→ Stated problem
Produce a word-for-word copy of the listing below without its pictures.

[Entries with figure data]
□ □ □
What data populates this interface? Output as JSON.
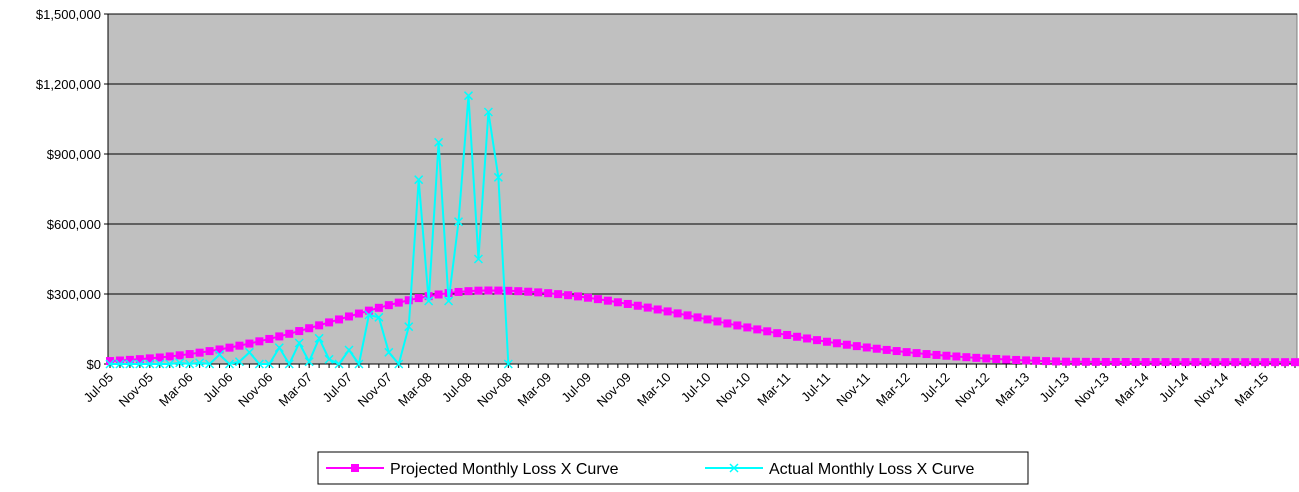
{
  "chart_data": {
    "type": "line",
    "categories": [
      "Jul-05",
      null,
      null,
      null,
      "Nov-05",
      null,
      null,
      null,
      "Mar-06",
      null,
      null,
      null,
      "Jul-06",
      null,
      null,
      null,
      "Nov-06",
      null,
      null,
      null,
      "Mar-07",
      null,
      null,
      null,
      "Jul-07",
      null,
      null,
      null,
      "Nov-07",
      null,
      null,
      null,
      "Mar-08",
      null,
      null,
      null,
      "Jul-08",
      null,
      null,
      null,
      "Nov-08",
      null,
      null,
      null,
      "Mar-09",
      null,
      null,
      null,
      "Jul-09",
      null,
      null,
      null,
      "Nov-09",
      null,
      null,
      null,
      "Mar-10",
      null,
      null,
      null,
      "Jul-10",
      null,
      null,
      null,
      "Nov-10",
      null,
      null,
      null,
      "Mar-11",
      null,
      null,
      null,
      "Jul-11",
      null,
      null,
      null,
      "Nov-11",
      null,
      null,
      null,
      "Mar-12",
      null,
      null,
      null,
      "Jul-12",
      null,
      null,
      null,
      "Nov-12",
      null,
      null,
      null,
      "Mar-13",
      null,
      null,
      null,
      "Jul-13",
      null,
      null,
      null,
      "Nov-13",
      null,
      null,
      null,
      "Mar-14",
      null,
      null,
      null,
      "Jul-14",
      null,
      null,
      null,
      "Nov-14",
      null,
      null,
      null,
      "Mar-15",
      null,
      null,
      null
    ],
    "series": [
      {
        "name": "Projected Monthly Loss X Curve",
        "color": "#ff00ff",
        "marker": "square",
        "values": [
          12700,
          15000,
          17700,
          20700,
          24100,
          28000,
          32400,
          37200,
          42600,
          48600,
          55200,
          62300,
          70100,
          78600,
          87600,
          97200,
          107400,
          118200,
          129500,
          141200,
          153300,
          165700,
          178300,
          191000,
          203700,
          216300,
          228700,
          240800,
          252200,
          263100,
          273200,
          282500,
          290800,
          298000,
          304000,
          308800,
          312200,
          314300,
          315000,
          314700,
          313700,
          312100,
          309800,
          307000,
          303500,
          299400,
          294800,
          289700,
          284100,
          278000,
          271400,
          264500,
          257300,
          249700,
          241800,
          233700,
          225400,
          216900,
          208400,
          199700,
          191000,
          182400,
          173800,
          165200,
          156700,
          148300,
          140100,
          132100,
          124300,
          116700,
          109400,
          102300,
          95400,
          88900,
          82600,
          76600,
          70800,
          65500,
          60300,
          55500,
          50900,
          46700,
          42600,
          38900,
          35400,
          32200,
          29200,
          26400,
          23800,
          21500,
          19300,
          17300,
          15500,
          13800,
          12300,
          11000,
          9800,
          9500,
          9200,
          9000,
          8800,
          8700,
          8600,
          8500,
          8400,
          8300,
          8200,
          8200,
          8100,
          8100,
          8000,
          8000,
          8000,
          7900,
          7900,
          7900,
          7800,
          7800,
          7800,
          7800
        ]
      },
      {
        "name": "Actual Monthly Loss X Curve",
        "color": "#00ffff",
        "marker": "x",
        "values": [
          0,
          0,
          0,
          0,
          0,
          0,
          0,
          5000,
          0,
          5000,
          0,
          40000,
          0,
          10000,
          50000,
          0,
          0,
          70000,
          0,
          90000,
          10000,
          110000,
          20000,
          0,
          60000,
          0,
          210000,
          200000,
          50000,
          0,
          160000,
          790000,
          270000,
          950000,
          270000,
          610000,
          1150000,
          450000,
          1080000,
          800000,
          0,
          null,
          null,
          null,
          null,
          null,
          null,
          null,
          null,
          null,
          null,
          null,
          null,
          null,
          null,
          null,
          null,
          null,
          null,
          null,
          null,
          null,
          null,
          null,
          null,
          null,
          null,
          null,
          null,
          null,
          null,
          null,
          null,
          null,
          null,
          null,
          null,
          null,
          null,
          null,
          null,
          null,
          null,
          null,
          null,
          null,
          null,
          null,
          null,
          null,
          null,
          null,
          null,
          null,
          null,
          null,
          null,
          null,
          null,
          null,
          null,
          null,
          null,
          null,
          null,
          null,
          null,
          null,
          null,
          null,
          null,
          null,
          null,
          null,
          null,
          null,
          null,
          null,
          null,
          null
        ]
      }
    ],
    "ylim": [
      0,
      1500000
    ],
    "yticks": [
      {
        "value": 0,
        "label": "$0"
      },
      {
        "value": 300000,
        "label": "$300,000"
      },
      {
        "value": 600000,
        "label": "$600,000"
      },
      {
        "value": 900000,
        "label": "$900,000"
      },
      {
        "value": 1200000,
        "label": "$1,200,000"
      },
      {
        "value": 1500000,
        "label": "$1,500,000"
      }
    ],
    "grid": true,
    "plot_background": "#c0c0c0",
    "legend": "bottom"
  }
}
□ □ □
→ Solution for this problem
What data populates this interface? Output as JSON.
{
  "chart_data": {
    "type": "line",
    "categories": [
      "Jul-05",
      null,
      null,
      null,
      "Nov-05",
      null,
      null,
      null,
      "Mar-06",
      null,
      null,
      null,
      "Jul-06",
      null,
      null,
      null,
      "Nov-06",
      null,
      null,
      null,
      "Mar-07",
      null,
      null,
      null,
      "Jul-07",
      null,
      null,
      null,
      "Nov-07",
      null,
      null,
      null,
      "Mar-08",
      null,
      null,
      null,
      "Jul-08",
      null,
      null,
      null,
      "Nov-08",
      null,
      null,
      null,
      "Mar-09",
      null,
      null,
      null,
      "Jul-09",
      null,
      null,
      null,
      "Nov-09",
      null,
      null,
      null,
      "Mar-10",
      null,
      null,
      null,
      "Jul-10",
      null,
      null,
      null,
      "Nov-10",
      null,
      null,
      null,
      "Mar-11",
      null,
      null,
      null,
      "Jul-11",
      null,
      null,
      null,
      "Nov-11",
      null,
      null,
      null,
      "Mar-12",
      null,
      null,
      null,
      "Jul-12",
      null,
      null,
      null,
      "Nov-12",
      null,
      null,
      null,
      "Mar-13",
      null,
      null,
      null,
      "Jul-13",
      null,
      null,
      null,
      "Nov-13",
      null,
      null,
      null,
      "Mar-14",
      null,
      null,
      null,
      "Jul-14",
      null,
      null,
      null,
      "Nov-14",
      null,
      null,
      null,
      "Mar-15",
      null,
      null,
      null
    ],
    "series": [
      {
        "name": "Projected Monthly Loss X Curve",
        "color": "#ff00ff",
        "marker": "square",
        "values": [
          12700,
          15000,
          17700,
          20700,
          24100,
          28000,
          32400,
          37200,
          42600,
          48600,
          55200,
          62300,
          70100,
          78600,
          87600,
          97200,
          107400,
          118200,
          129500,
          141200,
          153300,
          165700,
          178300,
          191000,
          203700,
          216300,
          228700,
          240800,
          252200,
          263100,
          273200,
          282500,
          290800,
          298000,
          304000,
          308800,
          312200,
          314300,
          315000,
          314700,
          313700,
          312100,
          309800,
          307000,
          303500,
          299400,
          294800,
          289700,
          284100,
          278000,
          271400,
          264500,
          257300,
          249700,
          241800,
          233700,
          225400,
          216900,
          208400,
          199700,
          191000,
          182400,
          173800,
          165200,
          156700,
          148300,
          140100,
          132100,
          124300,
          116700,
          109400,
          102300,
          95400,
          88900,
          82600,
          76600,
          70800,
          65500,
          60300,
          55500,
          50900,
          46700,
          42600,
          38900,
          35400,
          32200,
          29200,
          26400,
          23800,
          21500,
          19300,
          17300,
          15500,
          13800,
          12300,
          11000,
          9800,
          9500,
          9200,
          9000,
          8800,
          8700,
          8600,
          8500,
          8400,
          8300,
          8200,
          8200,
          8100,
          8100,
          8000,
          8000,
          8000,
          7900,
          7900,
          7900,
          7800,
          7800,
          7800,
          7800
        ]
      },
      {
        "name": "Actual Monthly Loss X Curve",
        "color": "#00ffff",
        "marker": "x",
        "values": [
          0,
          0,
          0,
          0,
          0,
          0,
          0,
          5000,
          0,
          5000,
          0,
          40000,
          0,
          10000,
          50000,
          0,
          0,
          70000,
          0,
          90000,
          10000,
          110000,
          20000,
          0,
          60000,
          0,
          210000,
          200000,
          50000,
          0,
          160000,
          790000,
          270000,
          950000,
          270000,
          610000,
          1150000,
          450000,
          1080000,
          800000,
          0,
          null,
          null,
          null,
          null,
          null,
          null,
          null,
          null,
          null,
          null,
          null,
          null,
          null,
          null,
          null,
          null,
          null,
          null,
          null,
          null,
          null,
          null,
          null,
          null,
          null,
          null,
          null,
          null,
          null,
          null,
          null,
          null,
          null,
          null,
          null,
          null,
          null,
          null,
          null,
          null,
          null,
          null,
          null,
          null,
          null,
          null,
          null,
          null,
          null,
          null,
          null,
          null,
          null,
          null,
          null,
          null,
          null,
          null,
          null,
          null,
          null,
          null,
          null,
          null,
          null,
          null,
          null,
          null,
          null,
          null,
          null,
          null,
          null,
          null,
          null,
          null,
          null,
          null,
          null
        ]
      }
    ],
    "ylim": [
      0,
      1500000
    ],
    "yticks": [
      {
        "value": 0,
        "label": "$0"
      },
      {
        "value": 300000,
        "label": "$300,000"
      },
      {
        "value": 600000,
        "label": "$600,000"
      },
      {
        "value": 900000,
        "label": "$900,000"
      },
      {
        "value": 1200000,
        "label": "$1,200,000"
      },
      {
        "value": 1500000,
        "label": "$1,500,000"
      }
    ],
    "grid": true,
    "plot_background": "#c0c0c0",
    "legend": "bottom"
  }
}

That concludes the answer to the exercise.